▸ Objective
Find all lines in the records that include the word "workspaceFolder", and copy them out.

++++

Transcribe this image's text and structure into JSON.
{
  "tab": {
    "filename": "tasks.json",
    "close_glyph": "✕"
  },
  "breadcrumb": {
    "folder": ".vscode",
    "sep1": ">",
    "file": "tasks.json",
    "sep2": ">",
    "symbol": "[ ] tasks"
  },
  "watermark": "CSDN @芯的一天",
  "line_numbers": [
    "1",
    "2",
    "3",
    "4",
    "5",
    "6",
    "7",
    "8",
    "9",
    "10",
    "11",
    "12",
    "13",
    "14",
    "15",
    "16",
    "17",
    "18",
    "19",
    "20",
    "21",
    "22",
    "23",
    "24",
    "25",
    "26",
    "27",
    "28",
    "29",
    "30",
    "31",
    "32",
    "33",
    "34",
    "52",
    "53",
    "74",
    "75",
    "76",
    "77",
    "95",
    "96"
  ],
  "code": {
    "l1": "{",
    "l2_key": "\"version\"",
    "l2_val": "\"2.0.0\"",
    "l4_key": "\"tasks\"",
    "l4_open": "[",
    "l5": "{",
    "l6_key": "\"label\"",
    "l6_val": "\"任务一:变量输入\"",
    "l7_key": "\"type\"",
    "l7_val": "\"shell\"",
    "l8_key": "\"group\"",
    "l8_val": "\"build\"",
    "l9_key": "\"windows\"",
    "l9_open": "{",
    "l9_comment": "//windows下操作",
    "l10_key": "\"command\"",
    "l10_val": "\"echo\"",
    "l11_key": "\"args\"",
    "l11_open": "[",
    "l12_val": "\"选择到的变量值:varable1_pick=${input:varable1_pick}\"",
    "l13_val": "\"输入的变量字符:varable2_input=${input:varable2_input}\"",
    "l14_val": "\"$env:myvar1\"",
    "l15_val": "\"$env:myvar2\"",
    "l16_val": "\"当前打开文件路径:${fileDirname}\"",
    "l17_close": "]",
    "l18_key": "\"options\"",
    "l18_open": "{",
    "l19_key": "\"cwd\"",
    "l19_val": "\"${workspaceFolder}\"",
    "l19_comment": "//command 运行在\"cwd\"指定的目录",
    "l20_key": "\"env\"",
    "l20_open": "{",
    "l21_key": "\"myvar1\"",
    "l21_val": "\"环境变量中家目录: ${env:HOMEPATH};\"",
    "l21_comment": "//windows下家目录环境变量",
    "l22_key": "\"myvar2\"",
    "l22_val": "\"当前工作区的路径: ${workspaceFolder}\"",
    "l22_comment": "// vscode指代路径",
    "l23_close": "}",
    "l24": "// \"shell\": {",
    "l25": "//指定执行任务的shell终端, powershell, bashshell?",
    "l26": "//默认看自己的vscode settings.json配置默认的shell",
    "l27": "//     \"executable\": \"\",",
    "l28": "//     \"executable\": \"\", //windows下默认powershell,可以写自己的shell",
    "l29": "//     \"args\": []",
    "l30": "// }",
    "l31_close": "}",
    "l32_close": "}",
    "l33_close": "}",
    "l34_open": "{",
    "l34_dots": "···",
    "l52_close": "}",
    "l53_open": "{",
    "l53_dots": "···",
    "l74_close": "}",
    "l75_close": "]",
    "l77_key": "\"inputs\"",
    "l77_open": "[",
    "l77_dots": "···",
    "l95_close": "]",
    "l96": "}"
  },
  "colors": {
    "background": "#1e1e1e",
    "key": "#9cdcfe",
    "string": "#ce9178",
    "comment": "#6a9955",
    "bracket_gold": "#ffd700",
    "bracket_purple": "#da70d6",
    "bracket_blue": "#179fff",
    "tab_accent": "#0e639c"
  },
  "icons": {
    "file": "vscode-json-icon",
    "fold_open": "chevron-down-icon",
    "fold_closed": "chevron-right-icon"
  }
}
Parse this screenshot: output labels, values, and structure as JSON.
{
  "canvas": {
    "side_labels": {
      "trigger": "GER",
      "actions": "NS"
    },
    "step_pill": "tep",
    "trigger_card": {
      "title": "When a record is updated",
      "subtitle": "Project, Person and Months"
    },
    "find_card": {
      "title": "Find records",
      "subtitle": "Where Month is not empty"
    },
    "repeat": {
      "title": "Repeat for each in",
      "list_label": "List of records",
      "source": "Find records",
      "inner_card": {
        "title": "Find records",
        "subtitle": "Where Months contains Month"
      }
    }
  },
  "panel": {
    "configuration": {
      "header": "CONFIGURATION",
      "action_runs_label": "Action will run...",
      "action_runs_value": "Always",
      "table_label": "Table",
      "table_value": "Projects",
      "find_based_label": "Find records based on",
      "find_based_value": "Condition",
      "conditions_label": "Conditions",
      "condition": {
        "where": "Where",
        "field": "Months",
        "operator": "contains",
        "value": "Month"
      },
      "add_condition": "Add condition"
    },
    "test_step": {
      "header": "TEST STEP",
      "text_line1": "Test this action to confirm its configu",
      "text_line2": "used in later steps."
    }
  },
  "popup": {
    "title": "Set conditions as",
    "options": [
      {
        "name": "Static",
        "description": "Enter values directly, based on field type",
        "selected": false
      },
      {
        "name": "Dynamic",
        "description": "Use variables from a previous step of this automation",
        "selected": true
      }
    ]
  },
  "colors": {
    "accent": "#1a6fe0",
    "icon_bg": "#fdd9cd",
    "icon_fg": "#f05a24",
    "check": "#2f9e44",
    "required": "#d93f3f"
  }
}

++++

▸ Task output
    "l19_val": "\"${workspaceFolder}\"",
    "l22_val": "\"当前工作区的路径: ${workspaceFolder}\"",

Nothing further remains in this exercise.